Stated problem: Quote the whole listing word for word. Do not include the pictures.

Supplied records:
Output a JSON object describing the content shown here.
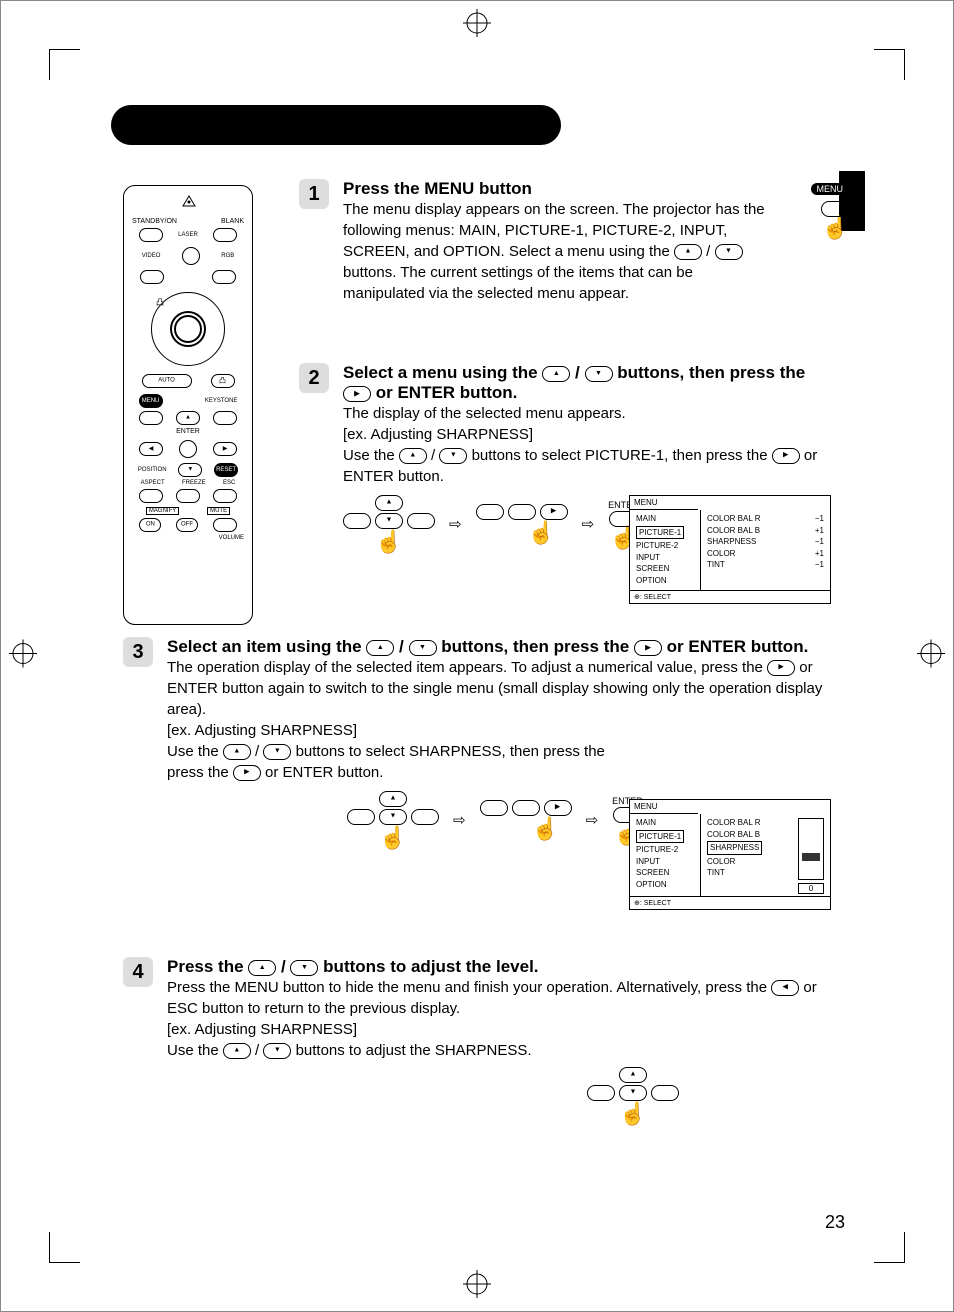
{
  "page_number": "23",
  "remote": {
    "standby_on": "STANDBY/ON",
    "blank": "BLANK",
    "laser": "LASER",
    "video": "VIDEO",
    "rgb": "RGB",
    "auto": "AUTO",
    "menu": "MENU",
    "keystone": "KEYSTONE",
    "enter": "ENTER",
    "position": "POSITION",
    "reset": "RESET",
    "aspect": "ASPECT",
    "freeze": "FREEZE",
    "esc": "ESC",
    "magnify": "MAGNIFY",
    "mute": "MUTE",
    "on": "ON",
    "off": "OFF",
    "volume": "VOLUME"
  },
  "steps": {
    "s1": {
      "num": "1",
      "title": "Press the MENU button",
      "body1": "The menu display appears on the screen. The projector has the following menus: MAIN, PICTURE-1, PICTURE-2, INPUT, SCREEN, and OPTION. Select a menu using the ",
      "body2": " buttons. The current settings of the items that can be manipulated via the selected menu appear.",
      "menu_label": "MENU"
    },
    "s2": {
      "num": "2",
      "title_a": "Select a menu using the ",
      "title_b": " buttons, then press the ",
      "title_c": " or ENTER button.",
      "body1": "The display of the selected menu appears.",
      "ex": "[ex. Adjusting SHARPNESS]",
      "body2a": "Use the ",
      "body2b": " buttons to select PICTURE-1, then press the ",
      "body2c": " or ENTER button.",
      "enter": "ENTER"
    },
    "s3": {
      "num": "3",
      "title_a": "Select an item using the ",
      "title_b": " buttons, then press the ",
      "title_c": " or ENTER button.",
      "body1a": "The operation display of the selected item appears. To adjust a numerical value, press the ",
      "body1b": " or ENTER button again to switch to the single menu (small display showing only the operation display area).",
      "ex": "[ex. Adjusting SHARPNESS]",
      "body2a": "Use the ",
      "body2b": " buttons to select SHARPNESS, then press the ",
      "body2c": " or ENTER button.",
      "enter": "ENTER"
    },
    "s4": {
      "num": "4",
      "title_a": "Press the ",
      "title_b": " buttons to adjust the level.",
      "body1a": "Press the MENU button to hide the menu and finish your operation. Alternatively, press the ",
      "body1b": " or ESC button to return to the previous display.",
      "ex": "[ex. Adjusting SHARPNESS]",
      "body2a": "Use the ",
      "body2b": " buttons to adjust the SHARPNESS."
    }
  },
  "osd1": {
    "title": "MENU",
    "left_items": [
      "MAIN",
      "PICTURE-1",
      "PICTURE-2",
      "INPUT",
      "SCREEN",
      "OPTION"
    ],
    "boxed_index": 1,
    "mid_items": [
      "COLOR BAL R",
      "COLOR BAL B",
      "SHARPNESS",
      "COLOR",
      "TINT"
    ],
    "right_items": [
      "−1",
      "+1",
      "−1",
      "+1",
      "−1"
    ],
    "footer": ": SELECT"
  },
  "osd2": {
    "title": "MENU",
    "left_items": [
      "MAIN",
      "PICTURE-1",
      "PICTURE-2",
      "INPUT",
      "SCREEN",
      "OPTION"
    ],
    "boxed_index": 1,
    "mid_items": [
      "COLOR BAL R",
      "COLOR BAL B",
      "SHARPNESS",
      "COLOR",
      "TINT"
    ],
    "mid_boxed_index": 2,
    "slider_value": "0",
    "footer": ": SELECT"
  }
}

Output of the task:
Output a JSON object describing the content shown here.
{
  "page_number": "23",
  "remote": {
    "standby_on": "STANDBY/ON",
    "blank": "BLANK",
    "laser": "LASER",
    "video": "VIDEO",
    "rgb": "RGB",
    "auto": "AUTO",
    "menu": "MENU",
    "keystone": "KEYSTONE",
    "enter": "ENTER",
    "position": "POSITION",
    "reset": "RESET",
    "aspect": "ASPECT",
    "freeze": "FREEZE",
    "esc": "ESC",
    "magnify": "MAGNIFY",
    "mute": "MUTE",
    "on": "ON",
    "off": "OFF",
    "volume": "VOLUME"
  },
  "steps": {
    "s1": {
      "num": "1",
      "title": "Press the MENU button",
      "body1": "The menu display appears on the screen. The projector has the following menus: MAIN, PICTURE-1, PICTURE-2, INPUT, SCREEN, and OPTION. Select a menu using the ",
      "body2": " buttons. The current settings of the items that can be manipulated via the selected menu appear.",
      "menu_label": "MENU"
    },
    "s2": {
      "num": "2",
      "title_a": "Select a menu using the ",
      "title_b": " buttons, then press the ",
      "title_c": " or ENTER button.",
      "body1": "The display of the selected menu appears.",
      "ex": "[ex. Adjusting SHARPNESS]",
      "body2a": "Use the ",
      "body2b": " buttons to select PICTURE-1, then press the ",
      "body2c": " or ENTER button.",
      "enter": "ENTER"
    },
    "s3": {
      "num": "3",
      "title_a": "Select an item using the ",
      "title_b": " buttons, then press the ",
      "title_c": " or ENTER button.",
      "body1a": "The operation display of the selected item appears. To adjust a numerical value, press the ",
      "body1b": " or ENTER button again to switch to the single menu (small display showing only the operation display area).",
      "ex": "[ex. Adjusting SHARPNESS]",
      "body2a": "Use the ",
      "body2b": " buttons to select SHARPNESS, then press the ",
      "body2c": " or ENTER button.",
      "enter": "ENTER"
    },
    "s4": {
      "num": "4",
      "title_a": "Press the ",
      "title_b": " buttons to adjust the level.",
      "body1a": "Press the MENU button to hide the menu and finish your operation. Alternatively, press the ",
      "body1b": " or ESC button to return to the previous display.",
      "ex": "[ex. Adjusting SHARPNESS]",
      "body2a": "Use the ",
      "body2b": " buttons to adjust the SHARPNESS."
    }
  },
  "osd1": {
    "title": "MENU",
    "left_items": [
      "MAIN",
      "PICTURE-1",
      "PICTURE-2",
      "INPUT",
      "SCREEN",
      "OPTION"
    ],
    "boxed_index": 1,
    "mid_items": [
      "COLOR BAL R",
      "COLOR BAL B",
      "SHARPNESS",
      "COLOR",
      "TINT"
    ],
    "right_items": [
      "−1",
      "+1",
      "−1",
      "+1",
      "−1"
    ],
    "footer": ": SELECT"
  },
  "osd2": {
    "title": "MENU",
    "left_items": [
      "MAIN",
      "PICTURE-1",
      "PICTURE-2",
      "INPUT",
      "SCREEN",
      "OPTION"
    ],
    "boxed_index": 1,
    "mid_items": [
      "COLOR BAL R",
      "COLOR BAL B",
      "SHARPNESS",
      "COLOR",
      "TINT"
    ],
    "mid_boxed_index": 2,
    "slider_value": "0",
    "footer": ": SELECT"
  }
}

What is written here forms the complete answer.